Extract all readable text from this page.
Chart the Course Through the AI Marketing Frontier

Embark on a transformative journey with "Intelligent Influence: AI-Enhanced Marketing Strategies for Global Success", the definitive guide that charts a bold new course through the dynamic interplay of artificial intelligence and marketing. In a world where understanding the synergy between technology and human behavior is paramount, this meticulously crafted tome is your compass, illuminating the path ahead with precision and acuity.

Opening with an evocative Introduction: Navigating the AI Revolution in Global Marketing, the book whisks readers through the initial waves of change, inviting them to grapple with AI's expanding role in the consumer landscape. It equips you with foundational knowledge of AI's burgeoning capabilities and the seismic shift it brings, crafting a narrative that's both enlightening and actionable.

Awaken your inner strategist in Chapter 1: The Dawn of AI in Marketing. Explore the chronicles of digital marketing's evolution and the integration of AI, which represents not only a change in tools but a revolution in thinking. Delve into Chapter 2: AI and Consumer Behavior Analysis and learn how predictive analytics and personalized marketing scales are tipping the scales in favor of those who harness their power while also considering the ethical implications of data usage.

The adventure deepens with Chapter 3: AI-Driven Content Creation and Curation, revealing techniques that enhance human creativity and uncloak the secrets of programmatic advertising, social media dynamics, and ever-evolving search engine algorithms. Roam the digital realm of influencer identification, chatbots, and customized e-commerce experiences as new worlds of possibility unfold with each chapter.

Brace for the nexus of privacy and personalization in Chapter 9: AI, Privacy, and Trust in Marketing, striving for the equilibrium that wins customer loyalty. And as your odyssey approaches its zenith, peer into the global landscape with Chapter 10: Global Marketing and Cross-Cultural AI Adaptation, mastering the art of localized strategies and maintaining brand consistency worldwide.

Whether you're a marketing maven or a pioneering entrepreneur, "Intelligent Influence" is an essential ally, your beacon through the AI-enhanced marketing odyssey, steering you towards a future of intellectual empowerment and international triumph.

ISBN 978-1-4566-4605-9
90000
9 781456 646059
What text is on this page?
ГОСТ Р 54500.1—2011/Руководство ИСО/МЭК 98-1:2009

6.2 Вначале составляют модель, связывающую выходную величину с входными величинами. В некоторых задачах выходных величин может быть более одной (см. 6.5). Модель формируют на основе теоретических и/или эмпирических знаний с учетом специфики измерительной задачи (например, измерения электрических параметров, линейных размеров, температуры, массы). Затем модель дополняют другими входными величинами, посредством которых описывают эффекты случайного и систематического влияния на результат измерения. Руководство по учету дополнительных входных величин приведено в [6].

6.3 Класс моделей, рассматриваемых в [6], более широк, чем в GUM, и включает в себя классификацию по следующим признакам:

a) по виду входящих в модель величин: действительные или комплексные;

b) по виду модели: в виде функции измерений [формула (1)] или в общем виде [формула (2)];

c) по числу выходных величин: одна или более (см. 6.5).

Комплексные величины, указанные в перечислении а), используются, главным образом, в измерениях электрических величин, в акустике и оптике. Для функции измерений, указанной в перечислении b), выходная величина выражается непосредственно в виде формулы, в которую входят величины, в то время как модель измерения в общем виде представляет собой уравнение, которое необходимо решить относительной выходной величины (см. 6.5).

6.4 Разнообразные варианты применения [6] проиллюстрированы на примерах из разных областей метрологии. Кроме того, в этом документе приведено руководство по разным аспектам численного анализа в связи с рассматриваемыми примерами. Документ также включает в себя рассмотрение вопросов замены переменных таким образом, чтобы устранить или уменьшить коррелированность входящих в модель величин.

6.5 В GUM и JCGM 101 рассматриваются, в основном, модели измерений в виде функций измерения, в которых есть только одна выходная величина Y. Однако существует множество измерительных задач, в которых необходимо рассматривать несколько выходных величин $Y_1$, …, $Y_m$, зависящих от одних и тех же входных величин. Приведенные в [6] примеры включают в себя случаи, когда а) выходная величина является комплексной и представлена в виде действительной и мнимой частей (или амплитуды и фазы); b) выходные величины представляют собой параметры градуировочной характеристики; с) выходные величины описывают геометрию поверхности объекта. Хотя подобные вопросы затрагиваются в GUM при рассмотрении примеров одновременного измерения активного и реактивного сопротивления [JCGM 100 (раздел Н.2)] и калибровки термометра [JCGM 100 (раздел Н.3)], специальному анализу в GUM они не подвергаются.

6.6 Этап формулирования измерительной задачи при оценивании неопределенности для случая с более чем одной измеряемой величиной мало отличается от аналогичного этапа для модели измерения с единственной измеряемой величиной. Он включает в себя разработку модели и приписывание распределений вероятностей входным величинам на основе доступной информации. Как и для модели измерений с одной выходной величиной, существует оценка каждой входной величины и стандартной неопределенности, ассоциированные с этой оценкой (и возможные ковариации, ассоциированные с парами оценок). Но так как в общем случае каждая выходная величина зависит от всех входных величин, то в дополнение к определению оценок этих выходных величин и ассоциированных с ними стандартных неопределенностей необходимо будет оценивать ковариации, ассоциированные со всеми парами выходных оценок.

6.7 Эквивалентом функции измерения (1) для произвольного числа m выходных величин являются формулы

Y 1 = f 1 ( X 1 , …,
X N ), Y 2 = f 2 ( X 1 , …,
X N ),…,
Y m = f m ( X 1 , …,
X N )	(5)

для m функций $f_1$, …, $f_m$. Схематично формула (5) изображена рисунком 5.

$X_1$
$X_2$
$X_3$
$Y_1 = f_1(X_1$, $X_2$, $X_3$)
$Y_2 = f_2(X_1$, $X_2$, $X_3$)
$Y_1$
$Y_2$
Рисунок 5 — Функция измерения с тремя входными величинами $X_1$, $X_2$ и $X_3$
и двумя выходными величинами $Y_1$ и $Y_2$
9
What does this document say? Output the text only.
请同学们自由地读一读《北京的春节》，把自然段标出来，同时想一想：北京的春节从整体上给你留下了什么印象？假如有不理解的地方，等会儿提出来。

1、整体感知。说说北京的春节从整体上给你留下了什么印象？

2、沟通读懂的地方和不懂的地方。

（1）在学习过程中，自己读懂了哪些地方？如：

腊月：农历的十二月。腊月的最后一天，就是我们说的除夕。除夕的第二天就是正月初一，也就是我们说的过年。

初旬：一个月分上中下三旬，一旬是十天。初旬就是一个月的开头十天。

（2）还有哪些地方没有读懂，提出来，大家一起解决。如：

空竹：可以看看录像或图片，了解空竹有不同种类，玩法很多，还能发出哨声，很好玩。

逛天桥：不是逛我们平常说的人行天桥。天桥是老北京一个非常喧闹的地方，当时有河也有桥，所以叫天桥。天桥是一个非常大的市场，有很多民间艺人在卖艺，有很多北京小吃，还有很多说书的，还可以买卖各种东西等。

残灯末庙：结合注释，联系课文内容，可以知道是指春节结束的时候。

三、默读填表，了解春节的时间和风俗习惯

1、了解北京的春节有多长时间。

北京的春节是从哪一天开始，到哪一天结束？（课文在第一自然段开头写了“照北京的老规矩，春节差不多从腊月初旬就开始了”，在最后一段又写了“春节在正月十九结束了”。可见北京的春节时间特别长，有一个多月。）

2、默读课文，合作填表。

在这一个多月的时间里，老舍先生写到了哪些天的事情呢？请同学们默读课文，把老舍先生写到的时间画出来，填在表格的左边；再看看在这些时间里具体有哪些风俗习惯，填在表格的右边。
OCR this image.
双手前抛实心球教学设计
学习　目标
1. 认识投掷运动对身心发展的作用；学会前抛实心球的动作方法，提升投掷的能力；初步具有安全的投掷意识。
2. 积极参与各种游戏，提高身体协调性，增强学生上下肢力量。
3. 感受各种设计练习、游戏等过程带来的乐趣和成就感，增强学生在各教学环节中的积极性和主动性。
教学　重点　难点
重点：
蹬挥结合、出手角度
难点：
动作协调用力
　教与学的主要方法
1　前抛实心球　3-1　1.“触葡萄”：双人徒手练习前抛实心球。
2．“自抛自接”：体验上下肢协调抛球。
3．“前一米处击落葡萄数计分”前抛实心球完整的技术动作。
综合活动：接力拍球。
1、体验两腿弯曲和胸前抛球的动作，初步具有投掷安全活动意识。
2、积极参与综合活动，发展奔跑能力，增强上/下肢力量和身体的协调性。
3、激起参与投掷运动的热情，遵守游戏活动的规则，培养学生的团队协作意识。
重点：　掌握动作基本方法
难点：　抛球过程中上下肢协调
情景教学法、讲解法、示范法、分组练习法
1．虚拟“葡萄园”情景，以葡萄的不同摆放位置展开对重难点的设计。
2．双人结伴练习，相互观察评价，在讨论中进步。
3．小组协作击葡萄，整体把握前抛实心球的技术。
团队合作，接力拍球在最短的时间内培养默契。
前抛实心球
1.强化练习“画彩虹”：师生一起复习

**WHAT IS BEING ASKED**
Return the lines from the line containing "OCR this image." to the end of the entries above, exactly as they appear and with no other output.

**RESULT FOR THIS TASK**
OCR this image.
双手前抛实心球教学设计
学习　目标
1. 认识投掷运动对身心发展的作用；学会前抛实心球的动作方法，提升投掷的能力；初步具有安全的投掷意识。
2. 积极参与各种游戏，提高身体协调性，增强学生上下肢力量。
3. 感受各种设计练习、游戏等过程带来的乐趣和成就感，增强学生在各教学环节中的积极性和主动性。
教学　重点　难点
重点：
蹬挥结合、出手角度
难点：
动作协调用力
　教与学的主要方法
1　前抛实心球　3-1　1.“触葡萄”：双人徒手练习前抛实心球。
2．“自抛自接”：体验上下肢协调抛球。
3．“前一米处击落葡萄数计分”前抛实心球完整的技术动作。
综合活动：接力拍球。
1、体验两腿弯曲和胸前抛球的动作，初步具有投掷安全活动意识。
2、积极参与综合活动，发展奔跑能力，增强上/下肢力量和身体的协调性。
3、激起参与投掷运动的热情，遵守游戏活动的规则，培养学生的团队协作意识。
重点：　掌握动作基本方法
难点：　抛球过程中上下肢协调
情景教学法、讲解法、示范法、分组练习法
1．虚拟“葡萄园”情景，以葡萄的不同摆放位置展开对重难点的设计。
2．双人结伴练习，相互观察评价，在讨论中进步。
3．小组协作击葡萄，整体把握前抛实心球的技术。
团队合作，接力拍球在最短的时间内培养默契。
前抛实心球
1.强化练习“画彩虹”：师生一起复习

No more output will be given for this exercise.